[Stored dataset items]
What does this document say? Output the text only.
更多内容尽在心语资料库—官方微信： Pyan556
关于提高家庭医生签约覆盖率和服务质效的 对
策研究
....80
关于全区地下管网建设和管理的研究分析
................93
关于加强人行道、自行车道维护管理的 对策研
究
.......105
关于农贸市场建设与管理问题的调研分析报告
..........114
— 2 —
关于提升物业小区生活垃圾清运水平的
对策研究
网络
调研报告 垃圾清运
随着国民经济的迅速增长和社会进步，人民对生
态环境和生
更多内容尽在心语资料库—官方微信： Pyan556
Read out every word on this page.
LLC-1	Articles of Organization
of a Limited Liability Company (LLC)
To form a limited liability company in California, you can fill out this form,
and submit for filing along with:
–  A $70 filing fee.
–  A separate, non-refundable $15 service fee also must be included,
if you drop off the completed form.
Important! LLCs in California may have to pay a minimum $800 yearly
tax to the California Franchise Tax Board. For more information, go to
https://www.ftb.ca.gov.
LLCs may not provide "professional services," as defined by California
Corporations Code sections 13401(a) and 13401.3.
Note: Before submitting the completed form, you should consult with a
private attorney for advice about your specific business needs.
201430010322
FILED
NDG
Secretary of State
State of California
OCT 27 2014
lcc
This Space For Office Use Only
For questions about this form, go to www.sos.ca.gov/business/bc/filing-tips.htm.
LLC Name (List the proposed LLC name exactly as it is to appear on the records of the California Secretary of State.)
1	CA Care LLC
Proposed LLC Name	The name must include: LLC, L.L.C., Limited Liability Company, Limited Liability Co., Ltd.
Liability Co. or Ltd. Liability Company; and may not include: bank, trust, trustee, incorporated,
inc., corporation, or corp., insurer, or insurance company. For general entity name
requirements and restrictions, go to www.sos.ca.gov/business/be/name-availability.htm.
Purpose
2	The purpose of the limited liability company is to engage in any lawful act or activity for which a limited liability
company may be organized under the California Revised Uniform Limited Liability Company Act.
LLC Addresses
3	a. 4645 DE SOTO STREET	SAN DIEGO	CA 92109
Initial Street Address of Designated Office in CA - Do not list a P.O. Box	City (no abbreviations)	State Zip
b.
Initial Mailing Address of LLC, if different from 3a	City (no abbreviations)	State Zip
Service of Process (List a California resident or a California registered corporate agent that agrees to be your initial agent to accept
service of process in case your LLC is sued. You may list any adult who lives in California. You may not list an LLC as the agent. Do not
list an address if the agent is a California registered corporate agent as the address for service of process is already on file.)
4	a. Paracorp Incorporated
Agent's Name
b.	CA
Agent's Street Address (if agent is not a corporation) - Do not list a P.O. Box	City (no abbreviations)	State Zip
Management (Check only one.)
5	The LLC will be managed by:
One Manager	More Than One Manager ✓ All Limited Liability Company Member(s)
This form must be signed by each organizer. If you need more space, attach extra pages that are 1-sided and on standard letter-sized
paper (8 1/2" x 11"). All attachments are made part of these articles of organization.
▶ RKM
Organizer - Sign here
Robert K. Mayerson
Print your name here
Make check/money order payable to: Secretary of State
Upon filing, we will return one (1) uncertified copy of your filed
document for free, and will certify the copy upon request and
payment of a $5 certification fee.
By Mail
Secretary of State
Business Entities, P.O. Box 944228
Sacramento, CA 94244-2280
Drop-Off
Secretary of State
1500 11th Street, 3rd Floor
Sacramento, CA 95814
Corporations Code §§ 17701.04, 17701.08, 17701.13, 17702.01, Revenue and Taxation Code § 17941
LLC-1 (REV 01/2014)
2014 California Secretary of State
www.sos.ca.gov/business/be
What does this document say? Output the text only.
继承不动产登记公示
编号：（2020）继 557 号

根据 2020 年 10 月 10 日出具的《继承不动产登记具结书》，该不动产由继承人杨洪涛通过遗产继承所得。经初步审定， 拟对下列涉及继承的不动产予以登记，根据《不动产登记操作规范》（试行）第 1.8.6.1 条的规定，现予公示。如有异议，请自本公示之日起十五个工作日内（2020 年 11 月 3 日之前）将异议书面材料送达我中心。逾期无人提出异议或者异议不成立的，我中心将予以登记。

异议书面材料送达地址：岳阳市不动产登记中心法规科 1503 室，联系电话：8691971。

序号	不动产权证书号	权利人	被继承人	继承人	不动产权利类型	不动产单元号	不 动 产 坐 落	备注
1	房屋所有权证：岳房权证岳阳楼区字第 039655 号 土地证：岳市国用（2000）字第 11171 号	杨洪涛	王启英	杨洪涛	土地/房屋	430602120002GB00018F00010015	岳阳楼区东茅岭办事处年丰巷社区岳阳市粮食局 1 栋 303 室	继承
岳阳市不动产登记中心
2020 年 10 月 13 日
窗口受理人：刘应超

* Description of the task
Each entry above is to be set down again in exactly the same words.

* Solution to the problem
What does this document say? Output the text only.
更多内容尽在心语资料库—官方微信： Pyan556
关于提高家庭医生签约覆盖率和服务质效的 对
策研究
....80
关于全区地下管网建设和管理的研究分析
................93
关于加强人行道、自行车道维护管理的 对策研
究
.......105
关于农贸市场建设与管理问题的调研分析报告
..........114
— 2 —
关于提升物业小区生活垃圾清运水平的
对策研究
网络
调研报告 垃圾清运
随着国民经济的迅速增长和社会进步，人民对生
态环境和生
更多内容尽在心语资料库—官方微信： Pyan556
Read out every word on this page.
LLC-1	Articles of Organization
of a Limited Liability Company (LLC)
To form a limited liability company in California, you can fill out this form,
and submit for filing along with:
–  A $70 filing fee.
–  A separate, non-refundable $15 service fee also must be included,
if you drop off the completed form.
Important! LLCs in California may have to pay a minimum $800 yearly
tax to the California Franchise Tax Board. For more information, go to
https://www.ftb.ca.gov.
LLCs may not provide "professional services," as defined by California
Corporations Code sections 13401(a) and 13401.3.
Note: Before submitting the completed form, you should consult with a
private attorney for advice about your specific business needs.
201430010322
FILED
NDG
Secretary of State
State of California
OCT 27 2014
lcc
This Space For Office Use Only
For questions about this form, go to www.sos.ca.gov/business/bc/filing-tips.htm.
LLC Name (List the proposed LLC name exactly as it is to appear on the records of the California Secretary of State.)
1	CA Care LLC
Proposed LLC Name	The name must include: LLC, L.L.C., Limited Liability Company, Limited Liability Co., Ltd.
Liability Co. or Ltd. Liability Company; and may not include: bank, trust, trustee, incorporated,
inc., corporation, or corp., insurer, or insurance company. For general entity name
requirements and restrictions, go to www.sos.ca.gov/business/be/name-availability.htm.
Purpose
2	The purpose of the limited liability company is to engage in any lawful act or activity for which a limited liability
company may be organized under the California Revised Uniform Limited Liability Company Act.
LLC Addresses
3	a. 4645 DE SOTO STREET	SAN DIEGO	CA 92109
Initial Street Address of Designated Office in CA - Do not list a P.O. Box	City (no abbreviations)	State Zip
b.
Initial Mailing Address of LLC, if different from 3a	City (no abbreviations)	State Zip
Service of Process (List a California resident or a California registered corporate agent that agrees to be your initial agent to accept
service of process in case your LLC is sued. You may list any adult who lives in California. You may not list an LLC as the agent. Do not
list an address if the agent is a California registered corporate agent as the address for service of process is already on file.)
4	a. Paracorp Incorporated
Agent's Name
b.	CA
Agent's Street Address (if agent is not a corporation) - Do not list a P.O. Box	City (no abbreviations)	State Zip
Management (Check only one.)
5	The LLC will be managed by:
One Manager	More Than One Manager ✓ All Limited Liability Company Member(s)
This form must be signed by each organizer. If you need more space, attach extra pages that are 1-sided and on standard letter-sized
paper (8 1/2" x 11"). All attachments are made part of these articles of organization.
▶ RKM
Organizer - Sign here
Robert K. Mayerson
Print your name here
Make check/money order payable to: Secretary of State
Upon filing, we will return one (1) uncertified copy of your filed
document for free, and will certify the copy upon request and
payment of a $5 certification fee.
By Mail
Secretary of State
Business Entities, P.O. Box 944228
Sacramento, CA 94244-2280
Drop-Off
Secretary of State
1500 11th Street, 3rd Floor
Sacramento, CA 95814
Corporations Code §§ 17701.04, 17701.08, 17701.13, 17702.01, Revenue and Taxation Code § 17941
LLC-1 (REV 01/2014)
2014 California Secretary of State
www.sos.ca.gov/business/be
What does this document say? Output the text only.
继承不动产登记公示
编号：（2020）继 557 号

根据 2020 年 10 月 10 日出具的《继承不动产登记具结书》，该不动产由继承人杨洪涛通过遗产继承所得。经初步审定， 拟对下列涉及继承的不动产予以登记，根据《不动产登记操作规范》（试行）第 1.8.6.1 条的规定，现予公示。如有异议，请自本公示之日起十五个工作日内（2020 年 11 月 3 日之前）将异议书面材料送达我中心。逾期无人提出异议或者异议不成立的，我中心将予以登记。

异议书面材料送达地址：岳阳市不动产登记中心法规科 1503 室，联系电话：8691971。

序号	不动产权证书号	权利人	被继承人	继承人	不动产权利类型	不动产单元号	不 动 产 坐 落	备注
1	房屋所有权证：岳房权证岳阳楼区字第 039655 号 土地证：岳市国用（2000）字第 11171 号	杨洪涛	王启英	杨洪涛	土地/房屋	430602120002GB00018F00010015	岳阳楼区东茅岭办事处年丰巷社区岳阳市粮食局 1 栋 303 室	继承
岳阳市不动产登记中心
2020 年 10 月 13 日
窗口受理人：刘应超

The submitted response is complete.